Direction. Repeat the records word for word, excluding any picture.
* begin Dataset records *
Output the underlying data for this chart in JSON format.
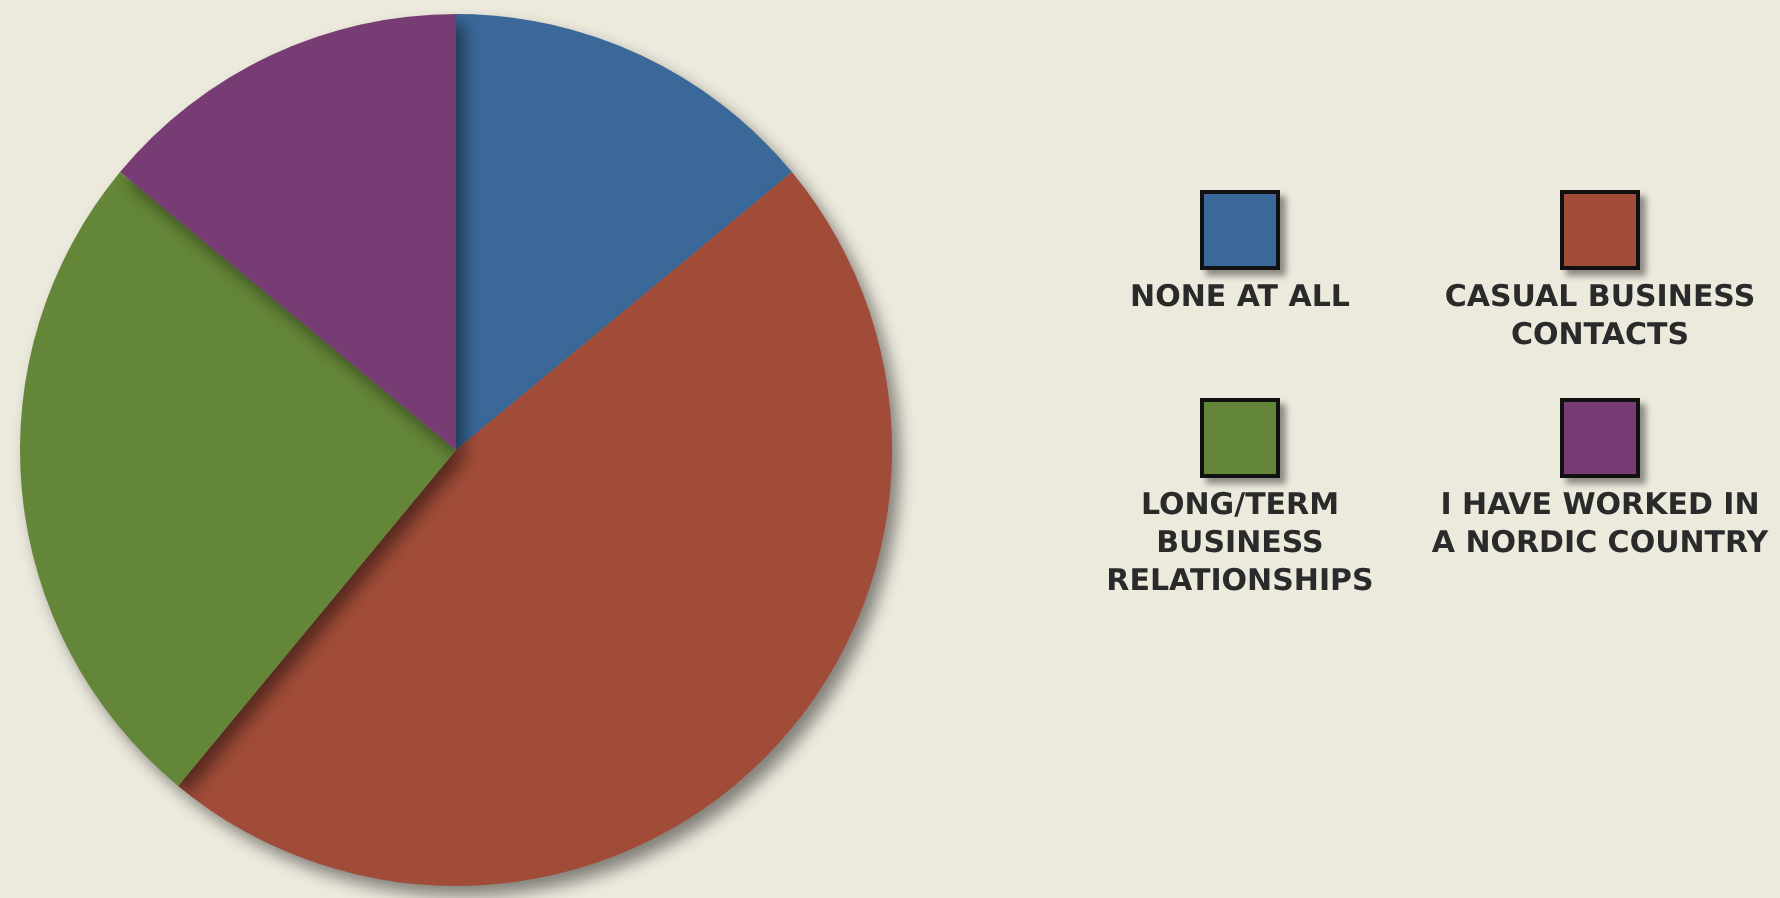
{
  "chart_data": {
    "type": "pie",
    "categories": [
      "NONE AT ALL",
      "CASUAL BUSINESS CONTACTS",
      "LONG/TERM BUSINESS RELATIONSHIPS",
      "I HAVE WORKED IN A NORDIC COUNTRY"
    ],
    "values": [
      14,
      47,
      25,
      14
    ],
    "colors": [
      "#3a6898",
      "#a04c38",
      "#648638",
      "#783c74"
    ],
    "legend": "right"
  }
}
* end Dataset records *
Solution.
Output the underlying data for this chart in JSON format.
{
  "chart_data": {
    "type": "pie",
    "categories": [
      "NONE AT ALL",
      "CASUAL BUSINESS CONTACTS",
      "LONG/TERM BUSINESS RELATIONSHIPS",
      "I HAVE WORKED IN A NORDIC COUNTRY"
    ],
    "values": [
      14,
      47,
      25,
      14
    ],
    "colors": [
      "#3a6898",
      "#a04c38",
      "#648638",
      "#783c74"
    ],
    "legend": "right"
  }
}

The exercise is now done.